<<<<

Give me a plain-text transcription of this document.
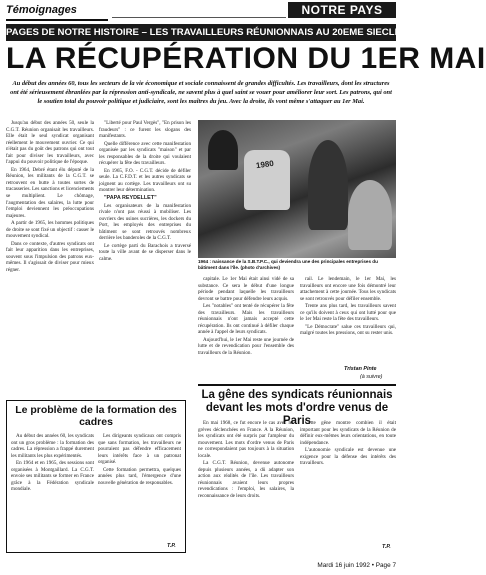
Témoignages	NOTRE PAYS
PAGES DE NOTRE HISTOIRE – LES TRAVAILLEURS RÉUNIONNAIS AU 20EME SIECLE
LA RÉCUPÉRATION DU 1ER MAI
Au début des années 60, tous les secteurs de la vie économique et sociale connaissent de grandes difficultés. Les travailleurs, dont les structures ont été sérieusement ébranlées par la répression anti-syndicale, ne savent plus à quel saint se vouer pour améliorer leur sort. Les patrons, qui ont le soutien total du pouvoir politique et judiciaire, sont les maîtres du jeu. Avec la droite, ils vont même s'attaquer au 1er Mai.

Jusqu'au début des années 50, seule la C.G.T. Réunion organisait les travailleurs. Elle était le seul syndicat organisant réellement le mouvement ouvrier. Ce qui n'était pas du goût des patrons qui ont tout fait pour diviser les travailleurs, avec l'appui du pouvoir politique de l'époque.

En 1964, Debré étant élu député de la Réunion, les militants de la C.G.T. se retrouvent en butte à toutes sortes de tracasseries. Les sanctions et licenciements se multiplient. Le chômage, l'augmentation des salaires, la lutte pour l'emploi deviennent les préoccupations majeures.

A partir de 1965, les hommes politiques de droite se sont fixé un objectif : casser le mouvement syndical.

Dans ce contexte, d'autres syndicats ont fait leur apparition dans les entreprises, souvent sous l'impulsion des patrons eux-mêmes. Il s'agissait de diviser pour mieux régner.

"Liberté pour Paul Vergès", "En prison les fraudeurs" : ce furent les slogans des manifestants.

Quelle différence avec cette manifestation organisée par les syndicats "maison" et par les responsables de la droite qui voulaient récupérer la fête des travailleurs.

En 1965, F.O. - C.G.T. décide de défiler seule. La C.F.D.T. et les autres syndicats se joignent au cortège. Les travailleurs ont su montrer leur détermination.

"PAPA REYDELLET"

Les organisateurs de la manifestation rivale n'ont pas réussi à mobiliser. Les ouvriers des usines sucrières, les dockers du Port, les employés des entreprises du bâtiment se sont retrouvés nombreux derrière les banderoles de la C.G.T.

Le cortège parti du Barachois a traversé toute la ville avant de se disperser dans le calme.

1980
1964 : naissance de la S.B.T.P.C., qui deviendra une des principales entreprises du bâtiment dans l'île. (photo d'archives)

capitale. Le 1er Mai était ainsi vidé de sa substance. Ce sera le début d'une longue période pendant laquelle les travailleurs devront se battre pour défendre leurs acquis.

Les "notables" ont tenté de récupérer la fête des travailleurs. Mais les travailleurs réunionnais n'ont jamais accepté cette récupération. Ils ont continué à défiler chaque année à l'appel de leurs syndicats.

Aujourd'hui, le 1er Mai reste une journée de lutte et de revendication pour l'ensemble des travailleurs de la Réunion.

rail. Le lendemain, le 1er Mai, les travailleurs ont encore une fois démontré leur attachement à cette journée. Tous les syndicats se sont retrouvés pour défiler ensemble.

Trente ans plus tard, les travailleurs savent ce qu'ils doivent à ceux qui ont lutté pour que le 1er Mai reste la fête des travailleurs.

"Le Démocrate" salue ces travailleurs qui, malgré toutes les pressions, ont su rester unis.

Tristan Pinte
(à suivre)
Le problème de la formation des cadres

Au début des années 60, les syndicats ont un gros problème : la formation des cadres. La répression a frappé durement les militants les plus expérimentés.

En 1964 et en 1965, des sessions sont organisées à Montgaillard. La C.G.T. envoie ses militants se former en France grâce à la Fédération syndicale mondiale.

Les dirigeants syndicaux ont compris que sans formation, les travailleurs ne pourraient pas défendre efficacement leurs intérêts face à un patronat organisé.

Cette formation permettra, quelques années plus tard, l'émergence d'une nouvelle génération de responsables.

T.P.
La gêne des syndicats réunionnais devant les mots d'ordre venus de Paris

En mai 1968, ce fut encore le cas avec les grèves déclenchées en France. A la Réunion, les syndicats ont été surpris par l'ampleur du mouvement. Les mots d'ordre venus de Paris ne correspondaient pas toujours à la situation locale.

La C.G.T. Réunion, devenue autonome depuis plusieurs années, a dû adapter son action aux réalités de l'île. Les travailleurs réunionnais avaient leurs propres revendications : l'emploi, les salaires, la reconnaissance de leurs droits.

Cette gêne montre combien il était important pour les syndicats de la Réunion de définir eux-mêmes leurs orientations, en toute indépendance.

L'autonomie syndicale est devenue une exigence pour la défense des intérêts des travailleurs.

T.P.
Mardi 16 juin 1992 • Page 7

>>>>

[OBJECTIVE] From the entries above, extract each line containing "Paris".

[TASK SOLUTION]
La gêne des syndicats réunionnais devant les mots d'ordre venus de Paris
En mai 1968, ce fut encore le cas avec les grèves déclenchées en France. A la Réunion, les syndicats ont été surpris par l'ampleur du mouvement. Les mots d'ordre venus de Paris ne correspondaient pas toujours à la situation locale.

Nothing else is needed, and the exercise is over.